◆ Set exercise ◆
Repeat the whole listing exactly.

Start of Stored data

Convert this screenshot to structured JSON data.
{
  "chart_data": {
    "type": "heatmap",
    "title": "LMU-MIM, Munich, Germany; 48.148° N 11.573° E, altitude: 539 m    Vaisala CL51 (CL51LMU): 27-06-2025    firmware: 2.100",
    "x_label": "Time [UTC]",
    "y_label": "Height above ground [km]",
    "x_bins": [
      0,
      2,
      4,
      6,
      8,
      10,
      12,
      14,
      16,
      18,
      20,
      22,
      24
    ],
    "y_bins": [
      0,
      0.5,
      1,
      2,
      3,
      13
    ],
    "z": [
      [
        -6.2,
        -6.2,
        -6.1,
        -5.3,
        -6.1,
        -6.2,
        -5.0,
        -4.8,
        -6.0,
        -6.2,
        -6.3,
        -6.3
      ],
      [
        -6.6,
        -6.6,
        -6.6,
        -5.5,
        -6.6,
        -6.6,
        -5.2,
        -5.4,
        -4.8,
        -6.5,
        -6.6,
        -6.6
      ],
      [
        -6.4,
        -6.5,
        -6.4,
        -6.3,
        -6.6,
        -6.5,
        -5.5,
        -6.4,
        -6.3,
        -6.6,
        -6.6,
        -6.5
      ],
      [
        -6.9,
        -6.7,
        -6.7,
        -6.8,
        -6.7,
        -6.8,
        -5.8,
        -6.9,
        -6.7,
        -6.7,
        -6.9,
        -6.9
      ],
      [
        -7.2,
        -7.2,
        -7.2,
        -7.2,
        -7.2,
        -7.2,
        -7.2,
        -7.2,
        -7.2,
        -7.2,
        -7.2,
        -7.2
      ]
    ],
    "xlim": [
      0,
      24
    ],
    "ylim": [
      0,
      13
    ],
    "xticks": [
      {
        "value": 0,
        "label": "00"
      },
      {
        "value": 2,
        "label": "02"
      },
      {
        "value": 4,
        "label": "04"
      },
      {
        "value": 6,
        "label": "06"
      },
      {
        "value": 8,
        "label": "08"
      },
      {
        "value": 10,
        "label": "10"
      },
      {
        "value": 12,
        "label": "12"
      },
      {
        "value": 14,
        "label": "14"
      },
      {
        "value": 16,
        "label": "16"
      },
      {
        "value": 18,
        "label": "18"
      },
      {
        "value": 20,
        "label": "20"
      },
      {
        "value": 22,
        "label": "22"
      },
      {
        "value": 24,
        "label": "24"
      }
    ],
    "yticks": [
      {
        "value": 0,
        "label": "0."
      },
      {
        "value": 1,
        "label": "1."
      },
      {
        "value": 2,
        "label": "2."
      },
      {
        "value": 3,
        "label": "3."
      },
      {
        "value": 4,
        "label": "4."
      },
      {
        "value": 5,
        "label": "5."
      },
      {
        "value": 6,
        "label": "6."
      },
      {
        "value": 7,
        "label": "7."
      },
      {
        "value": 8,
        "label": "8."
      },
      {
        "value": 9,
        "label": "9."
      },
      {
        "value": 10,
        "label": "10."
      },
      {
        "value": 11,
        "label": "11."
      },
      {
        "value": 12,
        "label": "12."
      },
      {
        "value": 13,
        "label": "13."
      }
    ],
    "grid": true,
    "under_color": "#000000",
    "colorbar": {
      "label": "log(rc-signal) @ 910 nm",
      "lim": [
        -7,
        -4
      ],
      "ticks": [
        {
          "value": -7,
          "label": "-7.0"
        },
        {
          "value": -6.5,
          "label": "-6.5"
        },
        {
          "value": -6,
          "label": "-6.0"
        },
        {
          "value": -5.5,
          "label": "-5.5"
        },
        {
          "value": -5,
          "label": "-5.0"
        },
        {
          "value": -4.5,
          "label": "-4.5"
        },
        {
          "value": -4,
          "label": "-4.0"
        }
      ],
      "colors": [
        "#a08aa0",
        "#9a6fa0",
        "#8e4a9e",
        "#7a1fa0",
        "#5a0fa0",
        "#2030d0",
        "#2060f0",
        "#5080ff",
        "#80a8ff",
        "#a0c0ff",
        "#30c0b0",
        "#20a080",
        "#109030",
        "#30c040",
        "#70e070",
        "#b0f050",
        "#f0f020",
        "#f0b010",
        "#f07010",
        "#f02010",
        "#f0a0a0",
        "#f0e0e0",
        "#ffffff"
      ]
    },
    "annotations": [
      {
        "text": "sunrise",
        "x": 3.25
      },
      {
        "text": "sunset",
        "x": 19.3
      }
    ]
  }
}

End of Stored data

◆ Final answer ◆
Convert this screenshot to structured JSON data.
{
  "chart_data": {
    "type": "heatmap",
    "title": "LMU-MIM, Munich, Germany; 48.148° N 11.573° E, altitude: 539 m    Vaisala CL51 (CL51LMU): 27-06-2025    firmware: 2.100",
    "x_label": "Time [UTC]",
    "y_label": "Height above ground [km]",
    "x_bins": [
      0,
      2,
      4,
      6,
      8,
      10,
      12,
      14,
      16,
      18,
      20,
      22,
      24
    ],
    "y_bins": [
      0,
      0.5,
      1,
      2,
      3,
      13
    ],
    "z": [
      [
        -6.2,
        -6.2,
        -6.1,
        -5.3,
        -6.1,
        -6.2,
        -5.0,
        -4.8,
        -6.0,
        -6.2,
        -6.3,
        -6.3
      ],
      [
        -6.6,
        -6.6,
        -6.6,
        -5.5,
        -6.6,
        -6.6,
        -5.2,
        -5.4,
        -4.8,
        -6.5,
        -6.6,
        -6.6
      ],
      [
        -6.4,
        -6.5,
        -6.4,
        -6.3,
        -6.6,
        -6.5,
        -5.5,
        -6.4,
        -6.3,
        -6.6,
        -6.6,
        -6.5
      ],
      [
        -6.9,
        -6.7,
        -6.7,
        -6.8,
        -6.7,
        -6.8,
        -5.8,
        -6.9,
        -6.7,
        -6.7,
        -6.9,
        -6.9
      ],
      [
        -7.2,
        -7.2,
        -7.2,
        -7.2,
        -7.2,
        -7.2,
        -7.2,
        -7.2,
        -7.2,
        -7.2,
        -7.2,
        -7.2
      ]
    ],
    "xlim": [
      0,
      24
    ],
    "ylim": [
      0,
      13
    ],
    "xticks": [
      {
        "value": 0,
        "label": "00"
      },
      {
        "value": 2,
        "label": "02"
      },
      {
        "value": 4,
        "label": "04"
      },
      {
        "value": 6,
        "label": "06"
      },
      {
        "value": 8,
        "label": "08"
      },
      {
        "value": 10,
        "label": "10"
      },
      {
        "value": 12,
        "label": "12"
      },
      {
        "value": 14,
        "label": "14"
      },
      {
        "value": 16,
        "label": "16"
      },
      {
        "value": 18,
        "label": "18"
      },
      {
        "value": 20,
        "label": "20"
      },
      {
        "value": 22,
        "label": "22"
      },
      {
        "value": 24,
        "label": "24"
      }
    ],
    "yticks": [
      {
        "value": 0,
        "label": "0."
      },
      {
        "value": 1,
        "label": "1."
      },
      {
        "value": 2,
        "label": "2."
      },
      {
        "value": 3,
        "label": "3."
      },
      {
        "value": 4,
        "label": "4."
      },
      {
        "value": 5,
        "label": "5."
      },
      {
        "value": 6,
        "label": "6."
      },
      {
        "value": 7,
        "label": "7."
      },
      {
        "value": 8,
        "label": "8."
      },
      {
        "value": 9,
        "label": "9."
      },
      {
        "value": 10,
        "label": "10."
      },
      {
        "value": 11,
        "label": "11."
      },
      {
        "value": 12,
        "label": "12."
      },
      {
        "value": 13,
        "label": "13."
      }
    ],
    "grid": true,
    "under_color": "#000000",
    "colorbar": {
      "label": "log(rc-signal) @ 910 nm",
      "lim": [
        -7,
        -4
      ],
      "ticks": [
        {
          "value": -7,
          "label": "-7.0"
        },
        {
          "value": -6.5,
          "label": "-6.5"
        },
        {
          "value": -6,
          "label": "-6.0"
        },
        {
          "value": -5.5,
          "label": "-5.5"
        },
        {
          "value": -5,
          "label": "-5.0"
        },
        {
          "value": -4.5,
          "label": "-4.5"
        },
        {
          "value": -4,
          "label": "-4.0"
        }
      ],
      "colors": [
        "#a08aa0",
        "#9a6fa0",
        "#8e4a9e",
        "#7a1fa0",
        "#5a0fa0",
        "#2030d0",
        "#2060f0",
        "#5080ff",
        "#80a8ff",
        "#a0c0ff",
        "#30c0b0",
        "#20a080",
        "#109030",
        "#30c040",
        "#70e070",
        "#b0f050",
        "#f0f020",
        "#f0b010",
        "#f07010",
        "#f02010",
        "#f0a0a0",
        "#f0e0e0",
        "#ffffff"
      ]
    },
    "annotations": [
      {
        "text": "sunrise",
        "x": 3.25
      },
      {
        "text": "sunset",
        "x": 19.3
      }
    ]
  }
}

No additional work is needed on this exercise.